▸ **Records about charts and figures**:
== == ==

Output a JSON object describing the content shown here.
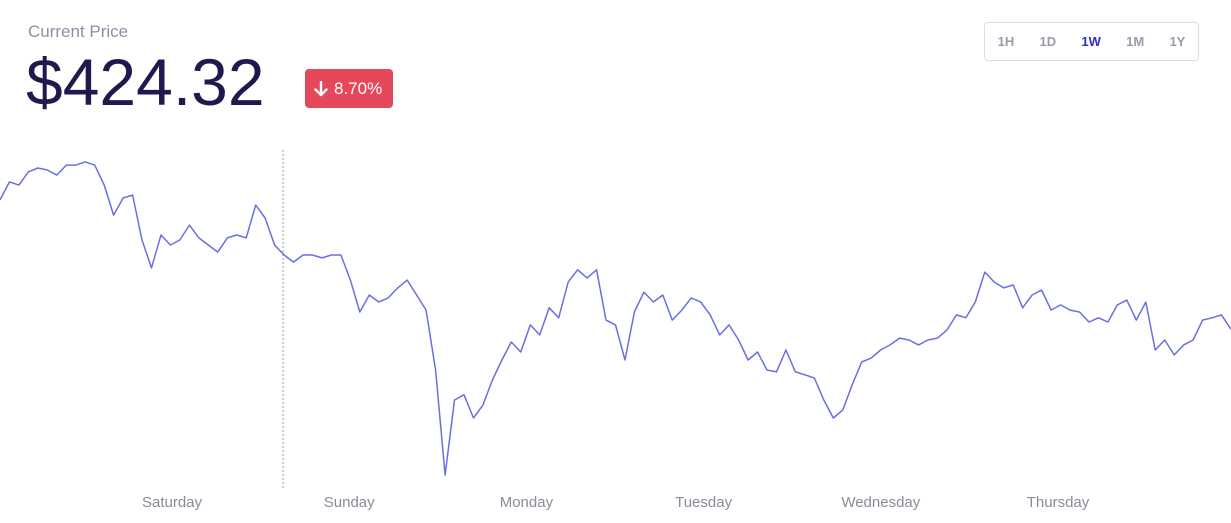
{
  "header": {
    "label": "Current Price",
    "price": "$424.32",
    "change": "8.70%"
  },
  "ranges": [
    "1H",
    "1D",
    "1W",
    "1M",
    "1Y"
  ],
  "active_range": "1W",
  "chart_data": {
    "type": "line",
    "color": "#6a6fe0",
    "xtick_labels": [
      "Saturday",
      "Sunday",
      "Monday",
      "Tuesday",
      "Wednesday",
      "Thursday"
    ],
    "ylim": [
      376,
      480
    ],
    "values": [
      464.5,
      470.1,
      469.1,
      473.2,
      474.4,
      473.8,
      472.2,
      475.3,
      475.3,
      476.3,
      475.3,
      469.1,
      459.8,
      465.1,
      466.0,
      452.1,
      443.4,
      453.6,
      450.5,
      452.1,
      456.7,
      452.7,
      450.5,
      448.3,
      452.7,
      453.6,
      452.7,
      462.9,
      458.9,
      450.5,
      447.4,
      445.2,
      447.4,
      447.4,
      446.5,
      447.4,
      447.4,
      439.6,
      429.7,
      435.0,
      432.8,
      434.1,
      437.2,
      439.6,
      435.0,
      430.3,
      411.7,
      379.1,
      402.4,
      404.0,
      396.8,
      400.8,
      408.6,
      414.8,
      420.4,
      417.3,
      425.7,
      422.6,
      431.0,
      427.9,
      439.0,
      442.8,
      440.3,
      442.8,
      427.2,
      425.7,
      414.8,
      429.7,
      435.9,
      432.8,
      435.0,
      427.2,
      430.3,
      434.1,
      432.8,
      428.8,
      422.6,
      425.7,
      421.0,
      414.8,
      417.3,
      411.7,
      411.1,
      417.9,
      411.1,
      410.2,
      409.2,
      402.4,
      396.8,
      399.3,
      407.1,
      414.2,
      415.4,
      417.9,
      419.5,
      421.6,
      421.0,
      419.5,
      421.0,
      421.6,
      424.1,
      428.8,
      427.9,
      432.8,
      442.1,
      439.0,
      437.2,
      438.1,
      431.0,
      435.0,
      436.5,
      430.3,
      431.9,
      430.3,
      429.7,
      426.6,
      427.9,
      426.6,
      431.9,
      433.4,
      427.2,
      432.8,
      417.9,
      421.0,
      416.4,
      419.5,
      421.0,
      427.2,
      427.9,
      428.8,
      424.3
    ]
  }
}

== == ==

▸ **PROBLEM DETAILS**: The records above are to be reproduced exactly; the pictures are to be left out.

▸ **RESPONSE BELOW**:
Output a JSON object describing the content shown here.
{
  "header": {
    "label": "Current Price",
    "price": "$424.32",
    "change": "8.70%"
  },
  "ranges": [
    "1H",
    "1D",
    "1W",
    "1M",
    "1Y"
  ],
  "active_range": "1W",
  "chart_data": {
    "type": "line",
    "color": "#6a6fe0",
    "xtick_labels": [
      "Saturday",
      "Sunday",
      "Monday",
      "Tuesday",
      "Wednesday",
      "Thursday"
    ],
    "ylim": [
      376,
      480
    ],
    "values": [
      464.5,
      470.1,
      469.1,
      473.2,
      474.4,
      473.8,
      472.2,
      475.3,
      475.3,
      476.3,
      475.3,
      469.1,
      459.8,
      465.1,
      466.0,
      452.1,
      443.4,
      453.6,
      450.5,
      452.1,
      456.7,
      452.7,
      450.5,
      448.3,
      452.7,
      453.6,
      452.7,
      462.9,
      458.9,
      450.5,
      447.4,
      445.2,
      447.4,
      447.4,
      446.5,
      447.4,
      447.4,
      439.6,
      429.7,
      435.0,
      432.8,
      434.1,
      437.2,
      439.6,
      435.0,
      430.3,
      411.7,
      379.1,
      402.4,
      404.0,
      396.8,
      400.8,
      408.6,
      414.8,
      420.4,
      417.3,
      425.7,
      422.6,
      431.0,
      427.9,
      439.0,
      442.8,
      440.3,
      442.8,
      427.2,
      425.7,
      414.8,
      429.7,
      435.9,
      432.8,
      435.0,
      427.2,
      430.3,
      434.1,
      432.8,
      428.8,
      422.6,
      425.7,
      421.0,
      414.8,
      417.3,
      411.7,
      411.1,
      417.9,
      411.1,
      410.2,
      409.2,
      402.4,
      396.8,
      399.3,
      407.1,
      414.2,
      415.4,
      417.9,
      419.5,
      421.6,
      421.0,
      419.5,
      421.0,
      421.6,
      424.1,
      428.8,
      427.9,
      432.8,
      442.1,
      439.0,
      437.2,
      438.1,
      431.0,
      435.0,
      436.5,
      430.3,
      431.9,
      430.3,
      429.7,
      426.6,
      427.9,
      426.6,
      431.9,
      433.4,
      427.2,
      432.8,
      417.9,
      421.0,
      416.4,
      419.5,
      421.0,
      427.2,
      427.9,
      428.8,
      424.3
    ]
  }
}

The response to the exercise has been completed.